====== Listed records
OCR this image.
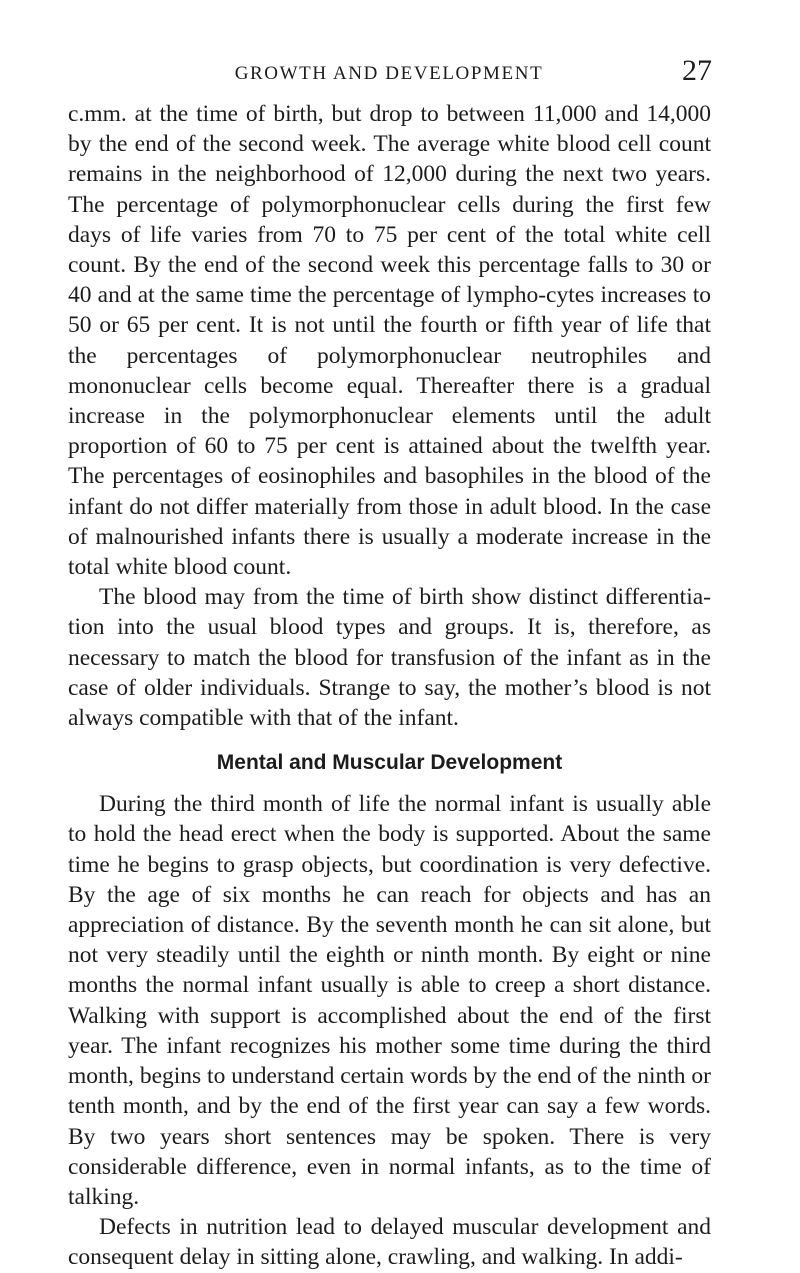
GROWTH AND DEVELOPMENT	27

c.mm. at the time of birth, but drop to between 11,000 and 14,000 by the end of the second week. The average white blood cell count remains in the neighborhood of 12,000 during the next two years. The percentage of polymorphonuclear cells during the first few days of life varies from 70 to 75 per cent of the total white cell count. By the end of the second week this percentage falls to 30 or 40 and at the same time the percentage of lympho-cytes increases to 50 or 65 per cent. It is not until the fourth or fifth year of life that the percentages of polymorphonuclear neutrophiles and mononuclear cells become equal. Thereafter there is a gradual increase in the polymorphonuclear elements until the adult proportion of 60 to 75 per cent is attained about the twelfth year. The percentages of eosinophiles and basophiles in the blood of the infant do not differ materially from those in adult blood. In the case of malnourished infants there is usually a moderate increase in the total white blood count.

The blood may from the time of birth show distinct differentia-tion into the usual blood types and groups. It is, therefore, as necessary to match the blood for transfusion of the infant as in the case of older individuals. Strange to say, the mother’s blood is not always compatible with that of the infant.

Mental and Muscular Development

During the third month of life the normal infant is usually able to hold the head erect when the body is supported. About the same time he begins to grasp objects, but coordination is very defective. By the age of six months he can reach for objects and has an appreciation of distance. By the seventh month he can sit alone, but not very steadily until the eighth or ninth month. By eight or nine months the normal infant usually is able to creep a short distance. Walking with support is accomplished about the end of the first year. The infant recognizes his mother some time during the third month, begins to understand certain words by the end of the ninth or tenth month, and by the end of the first year can say a few words. By two years short sentences may be spoken. There is very considerable difference, even in normal infants, as to the time of talking.

Defects in nutrition lead to delayed muscular development and consequent delay in sitting alone, crawling, and walking. In addi-
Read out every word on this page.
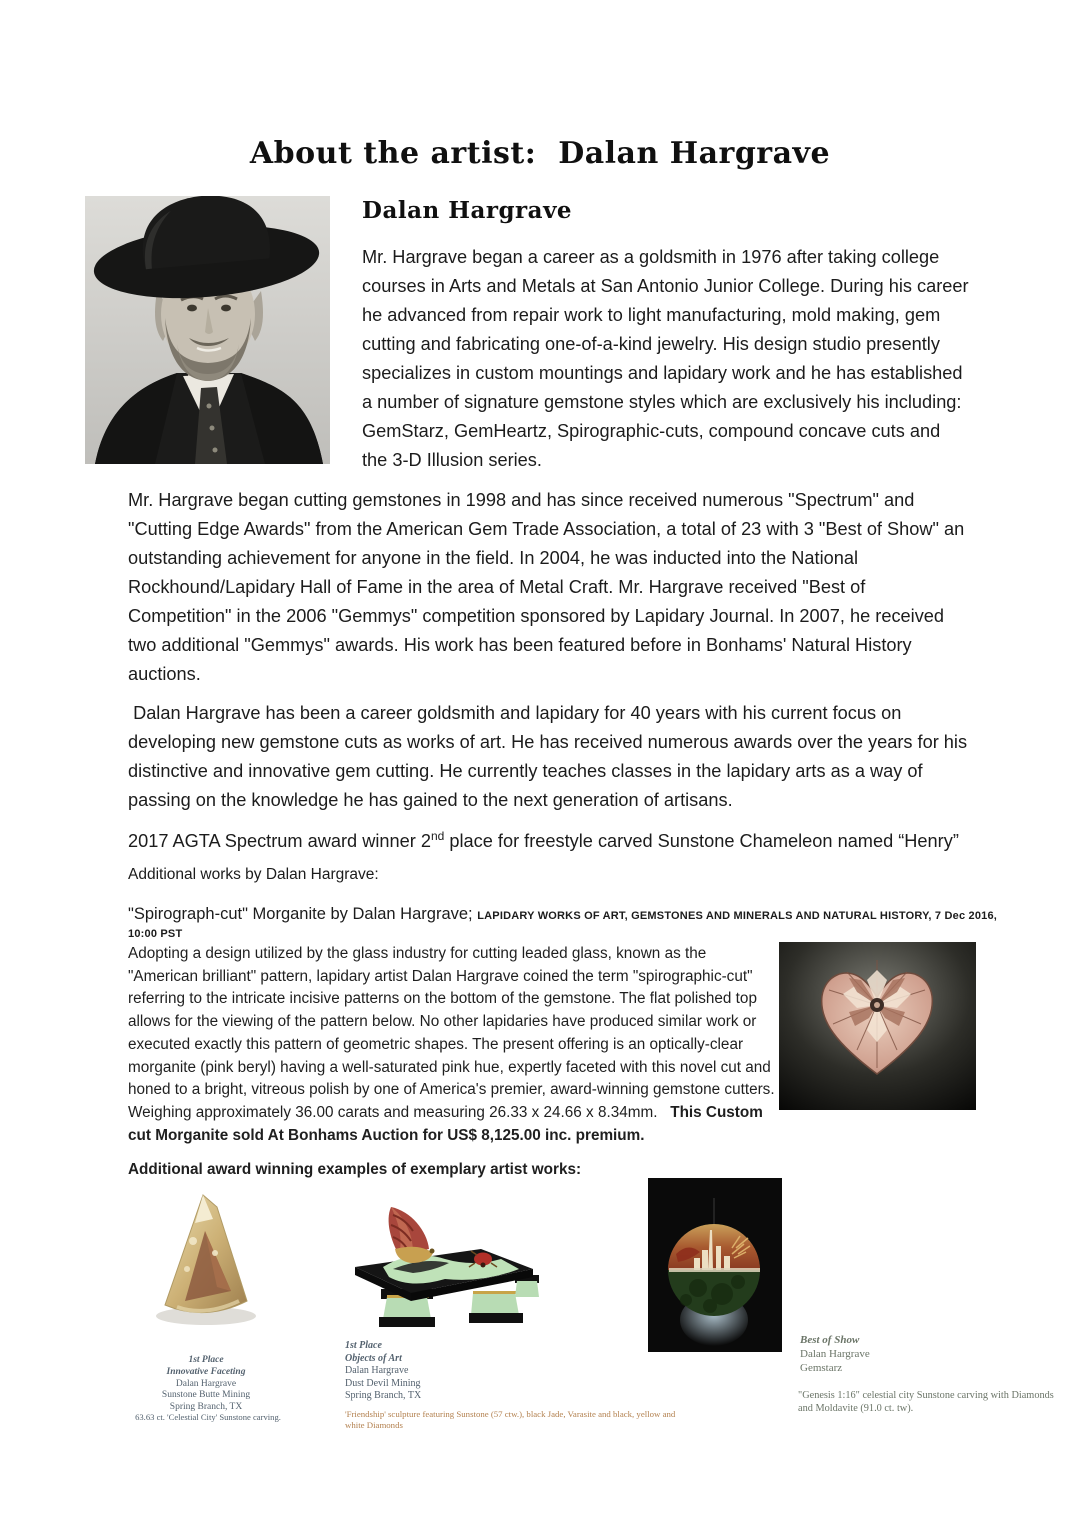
About the artist:  Dalan Hargrave
Dalan Hargrave
Mr. Hargrave began a career as a goldsmith in 1976 after taking college courses in Arts and Metals at San Antonio Junior College. During his career he advanced from repair work to light manufacturing, mold making, gem cutting and fabricating one-of-a-kind jewelry. His design studio presently specializes in custom mountings and lapidary work and he has established a number of signature gemstone styles which are exclusively his including: GemStarz, GemHeartz, Spirographic-cuts, compound concave cuts and the 3-D Illusion series.
Mr. Hargrave began cutting gemstones in 1998 and has since received numerous "Spectrum" and "Cutting Edge Awards" from the American Gem Trade Association, a total of 23 with 3 "Best of Show" an outstanding achievement for anyone in the field. In 2004, he was inducted into the National Rockhound/Lapidary Hall of Fame in the area of Metal Craft. Mr. Hargrave received "Best of Competition" in the 2006 "Gemmys" competition sponsored by Lapidary Journal. In 2007, he received two additional "Gemmys" awards. His work has been featured before in Bonhams' Natural History auctions.
Dalan Hargrave has been a career goldsmith and lapidary for 40 years with his current focus on developing new gemstone cuts as works of art. He has received numerous awards over the years for his distinctive and innovative gem cutting. He currently teaches classes in the lapidary arts as a way of passing on the knowledge he has gained to the next generation of artisans.
2017 AGTA Spectrum award winner 2nd place for freestyle carved Sunstone Chameleon named “Henry”
Additional works by Dalan Hargrave:
"Spirograph-cut" Morganite by Dalan Hargrave; LAPIDARY WORKS OF ART, GEMSTONES AND MINERALS AND NATURAL HISTORY, 7 Dec 2016, 10:00 PST
Adopting a design utilized by the glass industry for cutting leaded glass, known as the "American brilliant" pattern, lapidary artist Dalan Hargrave coined the term "spirographic-cut" referring to the intricate incisive patterns on the bottom of the gemstone. The flat polished top allows for the viewing of the pattern below. No other lapidaries have produced similar work or executed exactly this pattern of geometric shapes. The present offering is an optically-clear morganite (pink beryl) having a well-saturated pink hue, expertly faceted with this novel cut and honed to a bright, vitreous polish by one of America's premier, award-winning gemstone cutters. Weighing approximately 36.00 carats and measuring 26.33 x 24.66 x 8.34mm.   This Custom cut Morganite sold At Bonhams Auction for US$ 8,125.00 inc. premium.
Additional award winning examples of exemplary artist works:
1st Place
Innovative Faceting
Dalan Hargrave
Sunstone Butte Mining
Spring Branch, TX
63.63 ct. 'Celestial City' Sunstone carving.
1st Place
Objects of Art
Dalan Hargrave
Dust Devil Mining
Spring Branch, TX
'Friendship' sculpture featuring Sunstone (57 ctw.), black Jade, Varasite and black, yellow and white Diamonds
Best of Show
Dalan Hargrave
Gemstarz
"Genesis 1:16" celestial city Sunstone carving with Diamonds and Moldavite (91.0 ct. tw).
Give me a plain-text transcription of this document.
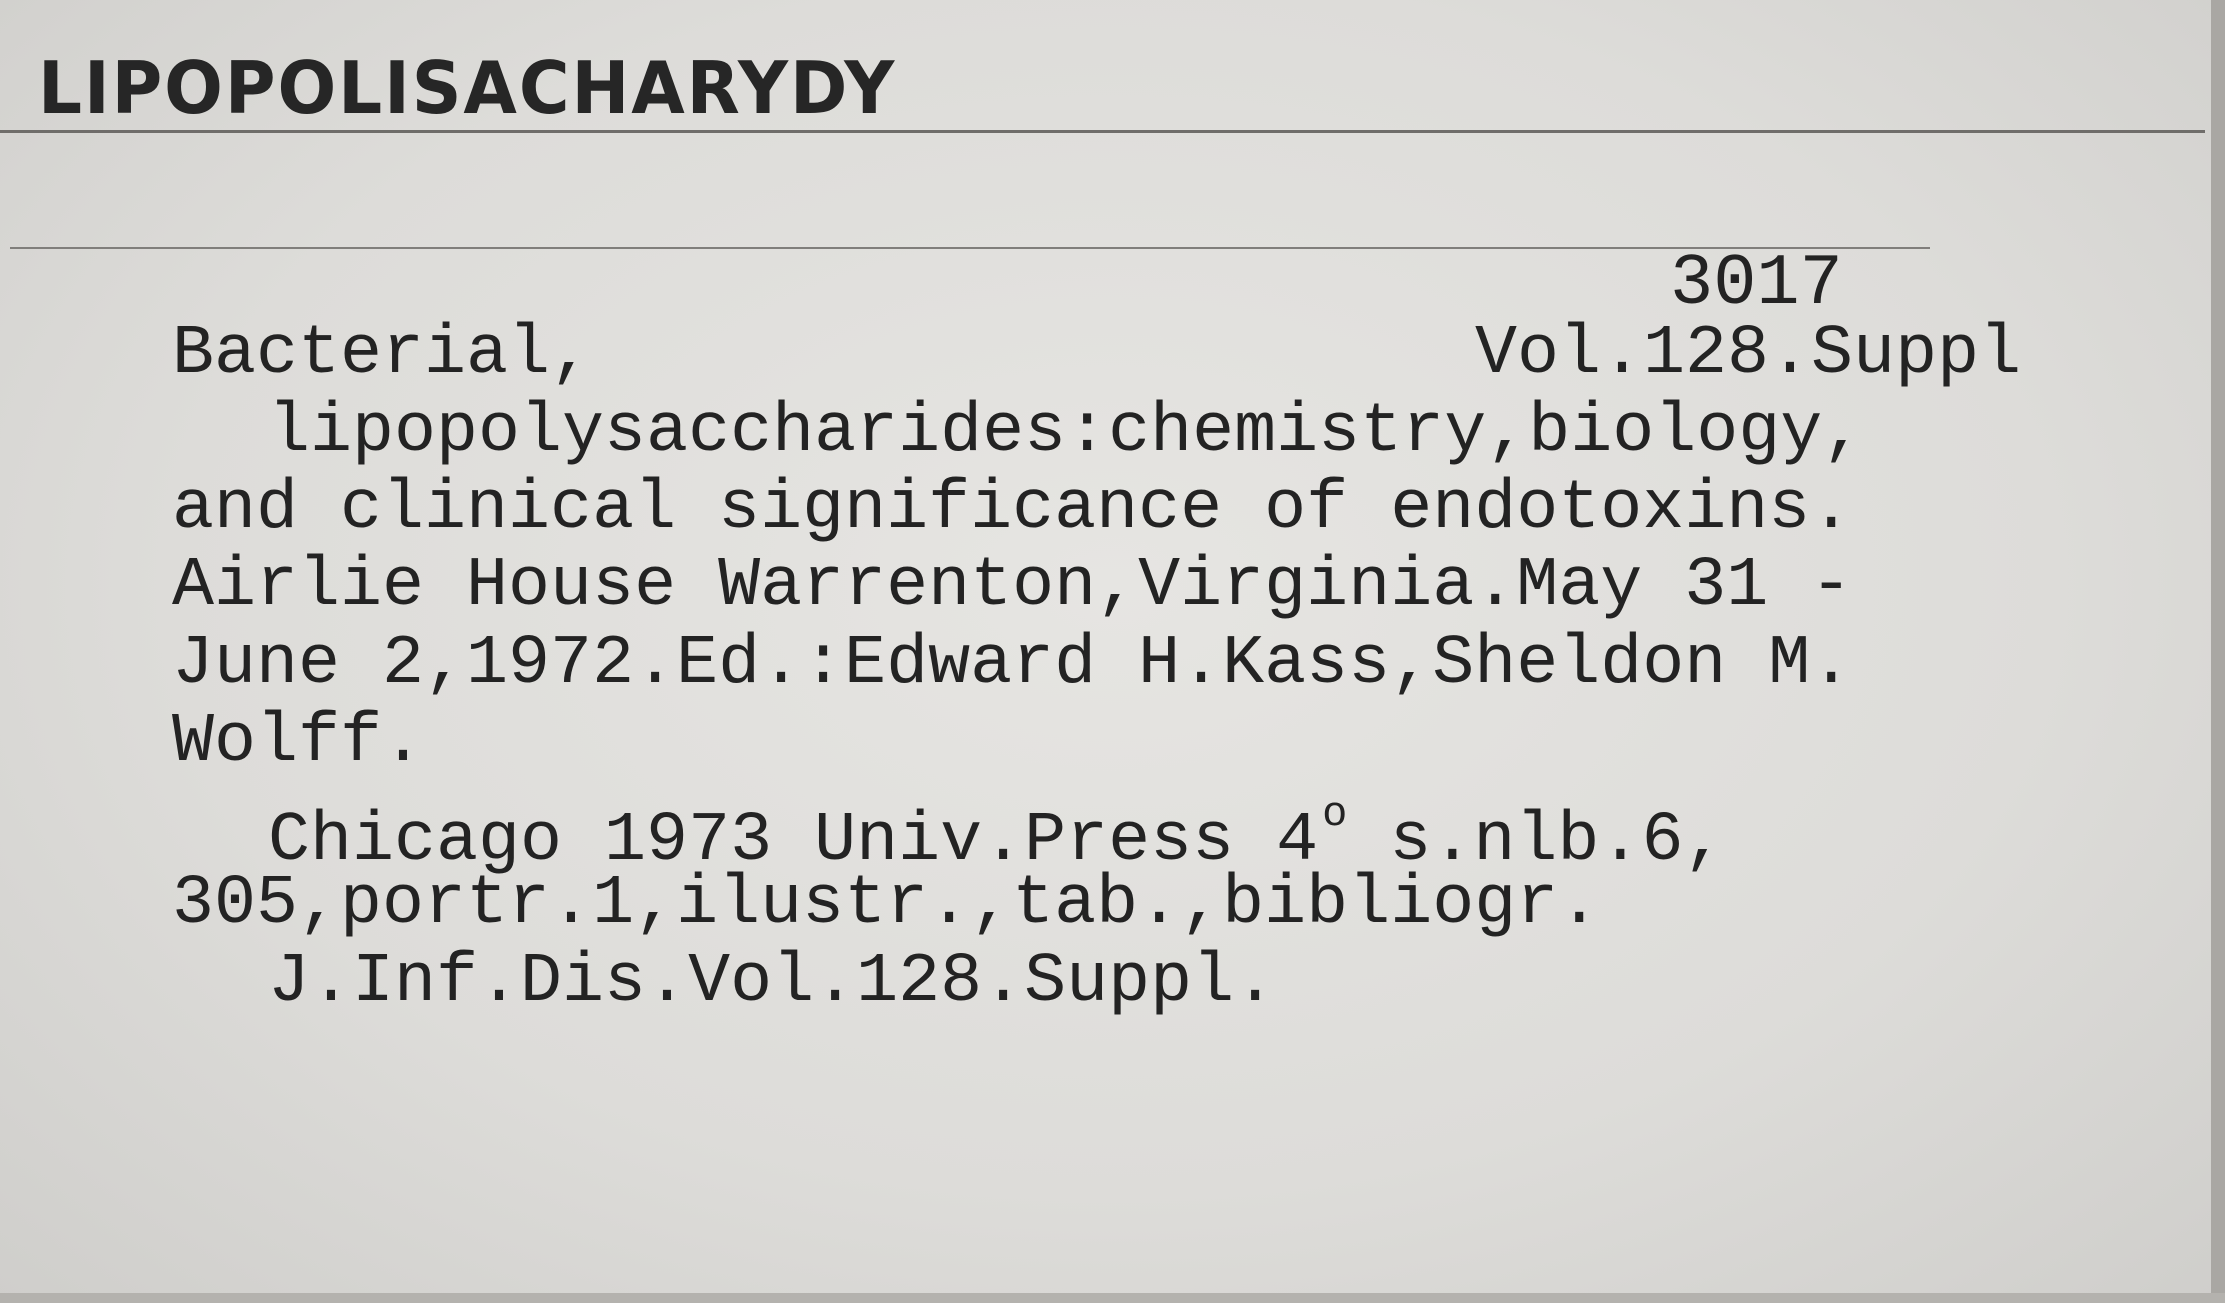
LIPOPOLISACHARYDY
3017
Vol.128.Suppl
Bacterial,
lipopolysaccharides:chemistry,biology,
and clinical significance of endotoxins.
Airlie House Warrenton,Virginia.May 31 -
June 2,1972.Ed.:Edward H.Kass,Sheldon M.
Wolff.
Chicago 1973 Univ.Press 4$^o$ s.nlb.6,
305,portr.1,ilustr.,tab.,bibliogr.
J.Inf.Dis.Vol.128.Suppl.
============
• **Problem requirements**:
Could you find every line in the records above that contains the word "carving" and copy it?

• **Response area**:
63.63 ct. 'Celestial City' Sunstone carving.
"Genesis 1:16" celestial city Sunstone carving with Diamonds and Moldavite (91.0 ct. tw).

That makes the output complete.